◆ Brief ◆
In the listing below, count the lines with "kind" and report only the figure.

◆ Input records ◆
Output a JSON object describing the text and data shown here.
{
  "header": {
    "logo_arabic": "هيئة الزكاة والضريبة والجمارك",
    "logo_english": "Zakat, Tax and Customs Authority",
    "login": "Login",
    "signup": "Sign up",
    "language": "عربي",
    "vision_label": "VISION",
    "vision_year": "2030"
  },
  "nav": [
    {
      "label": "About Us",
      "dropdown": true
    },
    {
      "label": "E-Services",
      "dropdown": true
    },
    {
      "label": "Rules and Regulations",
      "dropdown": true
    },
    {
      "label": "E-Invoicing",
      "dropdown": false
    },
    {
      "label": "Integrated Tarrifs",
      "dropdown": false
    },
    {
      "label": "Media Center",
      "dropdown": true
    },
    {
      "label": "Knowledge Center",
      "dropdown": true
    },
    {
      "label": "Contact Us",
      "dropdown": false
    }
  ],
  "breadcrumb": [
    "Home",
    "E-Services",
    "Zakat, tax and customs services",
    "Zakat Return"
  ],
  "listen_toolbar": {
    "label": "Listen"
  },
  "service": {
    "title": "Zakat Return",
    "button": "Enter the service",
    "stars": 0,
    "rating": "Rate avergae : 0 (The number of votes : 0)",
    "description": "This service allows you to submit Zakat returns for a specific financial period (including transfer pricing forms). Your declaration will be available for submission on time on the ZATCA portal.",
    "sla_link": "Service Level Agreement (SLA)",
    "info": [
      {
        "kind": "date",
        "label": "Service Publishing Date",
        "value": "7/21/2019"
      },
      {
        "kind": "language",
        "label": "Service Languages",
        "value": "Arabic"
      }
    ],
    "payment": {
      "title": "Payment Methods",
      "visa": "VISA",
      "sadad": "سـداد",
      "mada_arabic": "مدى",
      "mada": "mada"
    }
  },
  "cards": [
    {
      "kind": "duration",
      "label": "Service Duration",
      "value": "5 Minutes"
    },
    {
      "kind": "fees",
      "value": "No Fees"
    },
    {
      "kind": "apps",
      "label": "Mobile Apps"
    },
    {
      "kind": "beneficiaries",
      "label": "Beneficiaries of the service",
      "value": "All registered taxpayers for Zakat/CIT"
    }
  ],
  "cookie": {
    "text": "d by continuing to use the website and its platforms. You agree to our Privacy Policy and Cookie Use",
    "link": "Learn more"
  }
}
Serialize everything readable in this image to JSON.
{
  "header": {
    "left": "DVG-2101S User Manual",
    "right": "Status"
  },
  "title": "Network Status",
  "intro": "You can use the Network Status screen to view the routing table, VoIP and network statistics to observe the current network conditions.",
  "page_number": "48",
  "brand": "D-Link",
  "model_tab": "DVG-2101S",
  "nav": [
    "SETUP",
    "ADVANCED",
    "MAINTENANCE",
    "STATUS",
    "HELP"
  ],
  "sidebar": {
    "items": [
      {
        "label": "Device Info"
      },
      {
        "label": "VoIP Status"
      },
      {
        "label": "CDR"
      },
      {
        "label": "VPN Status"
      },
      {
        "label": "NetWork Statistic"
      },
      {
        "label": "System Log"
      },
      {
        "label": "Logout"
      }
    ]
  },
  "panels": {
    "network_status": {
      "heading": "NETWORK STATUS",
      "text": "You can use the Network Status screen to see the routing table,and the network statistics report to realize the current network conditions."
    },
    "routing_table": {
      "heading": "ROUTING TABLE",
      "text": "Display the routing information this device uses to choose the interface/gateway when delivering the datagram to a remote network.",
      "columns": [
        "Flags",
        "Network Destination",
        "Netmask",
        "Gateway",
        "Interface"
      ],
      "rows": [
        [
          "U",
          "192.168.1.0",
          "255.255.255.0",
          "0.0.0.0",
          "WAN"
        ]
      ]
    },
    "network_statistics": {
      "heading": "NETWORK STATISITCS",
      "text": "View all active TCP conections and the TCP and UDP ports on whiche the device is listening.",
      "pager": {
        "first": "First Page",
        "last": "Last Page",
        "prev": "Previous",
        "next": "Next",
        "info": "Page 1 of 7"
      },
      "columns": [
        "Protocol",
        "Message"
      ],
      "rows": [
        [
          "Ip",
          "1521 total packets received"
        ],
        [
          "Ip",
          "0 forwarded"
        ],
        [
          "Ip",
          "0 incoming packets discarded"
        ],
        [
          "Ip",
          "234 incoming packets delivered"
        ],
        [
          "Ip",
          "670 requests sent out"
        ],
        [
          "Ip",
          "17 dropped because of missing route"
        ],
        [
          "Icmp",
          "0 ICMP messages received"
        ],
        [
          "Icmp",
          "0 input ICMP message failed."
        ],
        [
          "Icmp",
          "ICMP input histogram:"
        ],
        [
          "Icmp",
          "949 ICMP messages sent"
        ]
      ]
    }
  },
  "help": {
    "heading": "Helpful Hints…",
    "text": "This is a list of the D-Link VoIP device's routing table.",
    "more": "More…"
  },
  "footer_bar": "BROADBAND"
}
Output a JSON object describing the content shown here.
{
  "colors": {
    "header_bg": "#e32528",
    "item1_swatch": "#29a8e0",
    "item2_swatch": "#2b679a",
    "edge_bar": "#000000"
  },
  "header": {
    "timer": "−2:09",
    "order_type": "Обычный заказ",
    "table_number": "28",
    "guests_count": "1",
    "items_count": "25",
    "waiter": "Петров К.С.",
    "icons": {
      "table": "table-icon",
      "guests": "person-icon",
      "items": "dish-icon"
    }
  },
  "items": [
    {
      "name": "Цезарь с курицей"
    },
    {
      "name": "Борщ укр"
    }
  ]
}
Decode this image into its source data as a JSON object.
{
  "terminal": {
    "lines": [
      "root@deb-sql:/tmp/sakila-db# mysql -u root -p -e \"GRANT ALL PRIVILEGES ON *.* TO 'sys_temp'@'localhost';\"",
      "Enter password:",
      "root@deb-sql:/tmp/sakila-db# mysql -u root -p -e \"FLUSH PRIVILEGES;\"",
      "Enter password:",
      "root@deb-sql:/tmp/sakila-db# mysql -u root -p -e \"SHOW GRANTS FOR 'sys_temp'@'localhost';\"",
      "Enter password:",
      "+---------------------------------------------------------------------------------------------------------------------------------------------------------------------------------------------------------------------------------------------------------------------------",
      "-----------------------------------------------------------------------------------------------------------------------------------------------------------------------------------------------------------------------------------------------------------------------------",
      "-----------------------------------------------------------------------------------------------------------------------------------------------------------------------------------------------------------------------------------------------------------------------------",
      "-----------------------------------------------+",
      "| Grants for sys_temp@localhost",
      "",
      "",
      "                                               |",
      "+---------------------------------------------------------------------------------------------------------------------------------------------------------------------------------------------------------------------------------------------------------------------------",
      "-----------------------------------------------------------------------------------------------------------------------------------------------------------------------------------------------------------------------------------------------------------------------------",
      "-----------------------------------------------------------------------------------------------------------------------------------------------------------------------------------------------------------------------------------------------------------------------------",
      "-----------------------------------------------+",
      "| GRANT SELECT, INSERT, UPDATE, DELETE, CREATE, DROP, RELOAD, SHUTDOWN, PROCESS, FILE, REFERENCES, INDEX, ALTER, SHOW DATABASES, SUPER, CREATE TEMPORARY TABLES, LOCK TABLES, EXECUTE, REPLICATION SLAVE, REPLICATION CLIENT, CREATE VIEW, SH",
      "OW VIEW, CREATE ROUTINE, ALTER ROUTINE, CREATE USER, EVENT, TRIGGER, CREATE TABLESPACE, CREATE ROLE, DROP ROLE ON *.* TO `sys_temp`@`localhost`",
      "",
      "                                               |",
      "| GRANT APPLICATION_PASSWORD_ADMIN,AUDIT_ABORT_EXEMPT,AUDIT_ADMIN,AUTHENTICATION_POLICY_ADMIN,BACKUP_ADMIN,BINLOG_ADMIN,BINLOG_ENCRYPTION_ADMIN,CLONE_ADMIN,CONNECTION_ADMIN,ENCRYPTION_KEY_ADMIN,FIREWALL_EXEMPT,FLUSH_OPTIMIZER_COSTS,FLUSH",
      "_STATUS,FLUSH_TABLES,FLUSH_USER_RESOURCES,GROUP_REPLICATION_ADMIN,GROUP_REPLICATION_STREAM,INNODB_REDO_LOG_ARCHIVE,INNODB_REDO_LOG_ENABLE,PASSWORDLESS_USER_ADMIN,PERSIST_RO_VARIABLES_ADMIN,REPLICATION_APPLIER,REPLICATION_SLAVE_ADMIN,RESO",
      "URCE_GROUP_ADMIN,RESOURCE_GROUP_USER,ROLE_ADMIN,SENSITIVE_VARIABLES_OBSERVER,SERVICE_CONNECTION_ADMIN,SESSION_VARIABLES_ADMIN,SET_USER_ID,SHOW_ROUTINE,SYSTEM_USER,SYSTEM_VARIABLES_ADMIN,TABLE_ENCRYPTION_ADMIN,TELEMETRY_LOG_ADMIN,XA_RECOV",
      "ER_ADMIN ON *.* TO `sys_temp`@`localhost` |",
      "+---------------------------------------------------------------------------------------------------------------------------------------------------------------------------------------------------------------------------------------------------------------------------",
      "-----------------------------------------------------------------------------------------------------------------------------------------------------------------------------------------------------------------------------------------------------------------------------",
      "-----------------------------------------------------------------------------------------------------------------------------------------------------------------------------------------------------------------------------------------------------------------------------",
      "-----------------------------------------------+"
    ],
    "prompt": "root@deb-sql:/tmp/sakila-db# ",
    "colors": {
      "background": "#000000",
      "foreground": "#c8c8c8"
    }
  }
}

◆ Answer to the problem ◆
6